Data lines:

§

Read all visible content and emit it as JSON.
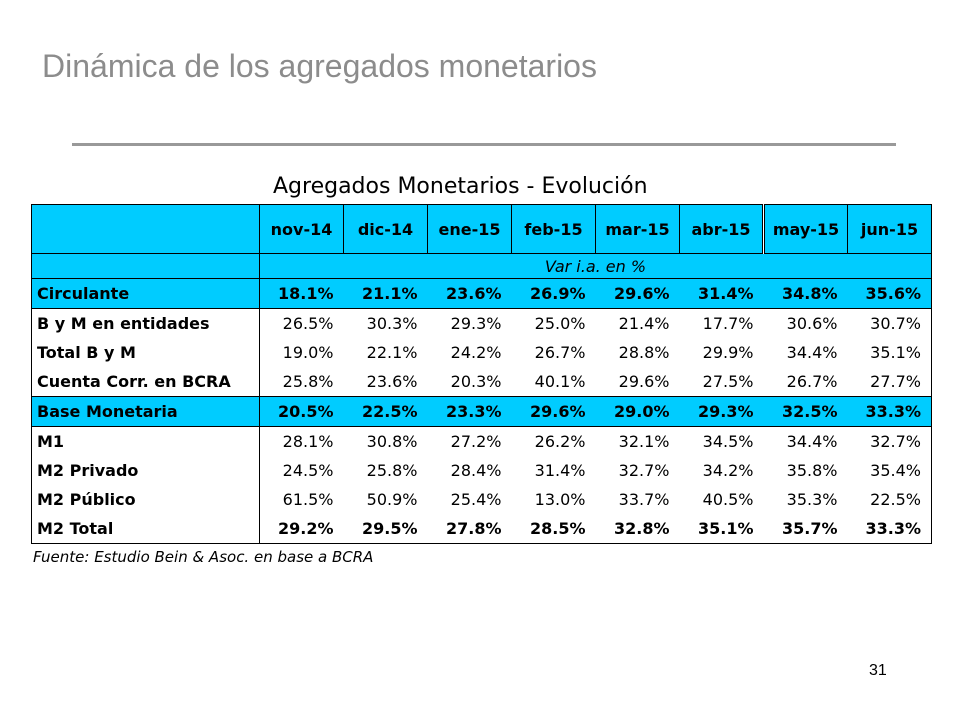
{
  "slide": {
    "title": "Dinámica de los agregados monetarios",
    "page_number": "31"
  },
  "table": {
    "title": "Agregados Monetarios - Evolución",
    "columns": [
      "nov-14",
      "dic-14",
      "ene-15",
      "feb-15",
      "mar-15",
      "abr-15",
      "may-15",
      "jun-15"
    ],
    "unit_label": "Var i.a. en %",
    "rows": [
      {
        "label": "Circulante",
        "values": [
          "18.1%",
          "21.1%",
          "23.6%",
          "26.9%",
          "29.6%",
          "31.4%",
          "34.8%",
          "35.6%"
        ]
      },
      {
        "label": "B y M en entidades",
        "values": [
          "26.5%",
          "30.3%",
          "29.3%",
          "25.0%",
          "21.4%",
          "17.7%",
          "30.6%",
          "30.7%"
        ]
      },
      {
        "label": "Total B y M",
        "values": [
          "19.0%",
          "22.1%",
          "24.2%",
          "26.7%",
          "28.8%",
          "29.9%",
          "34.4%",
          "35.1%"
        ]
      },
      {
        "label": "Cuenta Corr. en BCRA",
        "values": [
          "25.8%",
          "23.6%",
          "20.3%",
          "40.1%",
          "29.6%",
          "27.5%",
          "26.7%",
          "27.7%"
        ]
      },
      {
        "label": "Base Monetaria",
        "values": [
          "20.5%",
          "22.5%",
          "23.3%",
          "29.6%",
          "29.0%",
          "29.3%",
          "32.5%",
          "33.3%"
        ]
      },
      {
        "label": "M1",
        "values": [
          "28.1%",
          "30.8%",
          "27.2%",
          "26.2%",
          "32.1%",
          "34.5%",
          "34.4%",
          "32.7%"
        ]
      },
      {
        "label": "M2 Privado",
        "values": [
          "24.5%",
          "25.8%",
          "28.4%",
          "31.4%",
          "32.7%",
          "34.2%",
          "35.8%",
          "35.4%"
        ]
      },
      {
        "label": "M2 Público",
        "values": [
          "61.5%",
          "50.9%",
          "25.4%",
          "13.0%",
          "33.7%",
          "40.5%",
          "35.3%",
          "22.5%"
        ]
      },
      {
        "label": "M2 Total",
        "values": [
          "29.2%",
          "29.5%",
          "27.8%",
          "28.5%",
          "32.8%",
          "35.1%",
          "35.7%",
          "33.3%"
        ]
      }
    ],
    "source": "Fuente: Estudio Bein & Asoc. en base a BCRA"
  },
  "colors": {
    "highlight": "#00ccff",
    "title_gray": "#8c8c8c"
  }
}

§

Problem requirements:
Skip the pictures, then retype every line above exactly.

The response:
Read all visible content and emit it as JSON.
{
  "slide": {
    "title": "Dinámica de los agregados monetarios",
    "page_number": "31"
  },
  "table": {
    "title": "Agregados Monetarios - Evolución",
    "columns": [
      "nov-14",
      "dic-14",
      "ene-15",
      "feb-15",
      "mar-15",
      "abr-15",
      "may-15",
      "jun-15"
    ],
    "unit_label": "Var i.a. en %",
    "rows": [
      {
        "label": "Circulante",
        "values": [
          "18.1%",
          "21.1%",
          "23.6%",
          "26.9%",
          "29.6%",
          "31.4%",
          "34.8%",
          "35.6%"
        ]
      },
      {
        "label": "B y M en entidades",
        "values": [
          "26.5%",
          "30.3%",
          "29.3%",
          "25.0%",
          "21.4%",
          "17.7%",
          "30.6%",
          "30.7%"
        ]
      },
      {
        "label": "Total B y M",
        "values": [
          "19.0%",
          "22.1%",
          "24.2%",
          "26.7%",
          "28.8%",
          "29.9%",
          "34.4%",
          "35.1%"
        ]
      },
      {
        "label": "Cuenta Corr. en BCRA",
        "values": [
          "25.8%",
          "23.6%",
          "20.3%",
          "40.1%",
          "29.6%",
          "27.5%",
          "26.7%",
          "27.7%"
        ]
      },
      {
        "label": "Base Monetaria",
        "values": [
          "20.5%",
          "22.5%",
          "23.3%",
          "29.6%",
          "29.0%",
          "29.3%",
          "32.5%",
          "33.3%"
        ]
      },
      {
        "label": "M1",
        "values": [
          "28.1%",
          "30.8%",
          "27.2%",
          "26.2%",
          "32.1%",
          "34.5%",
          "34.4%",
          "32.7%"
        ]
      },
      {
        "label": "M2 Privado",
        "values": [
          "24.5%",
          "25.8%",
          "28.4%",
          "31.4%",
          "32.7%",
          "34.2%",
          "35.8%",
          "35.4%"
        ]
      },
      {
        "label": "M2 Público",
        "values": [
          "61.5%",
          "50.9%",
          "25.4%",
          "13.0%",
          "33.7%",
          "40.5%",
          "35.3%",
          "22.5%"
        ]
      },
      {
        "label": "M2 Total",
        "values": [
          "29.2%",
          "29.5%",
          "27.8%",
          "28.5%",
          "32.8%",
          "35.1%",
          "35.7%",
          "33.3%"
        ]
      }
    ],
    "source": "Fuente: Estudio Bein & Asoc. en base a BCRA"
  },
  "colors": {
    "highlight": "#00ccff",
    "title_gray": "#8c8c8c"
  }
}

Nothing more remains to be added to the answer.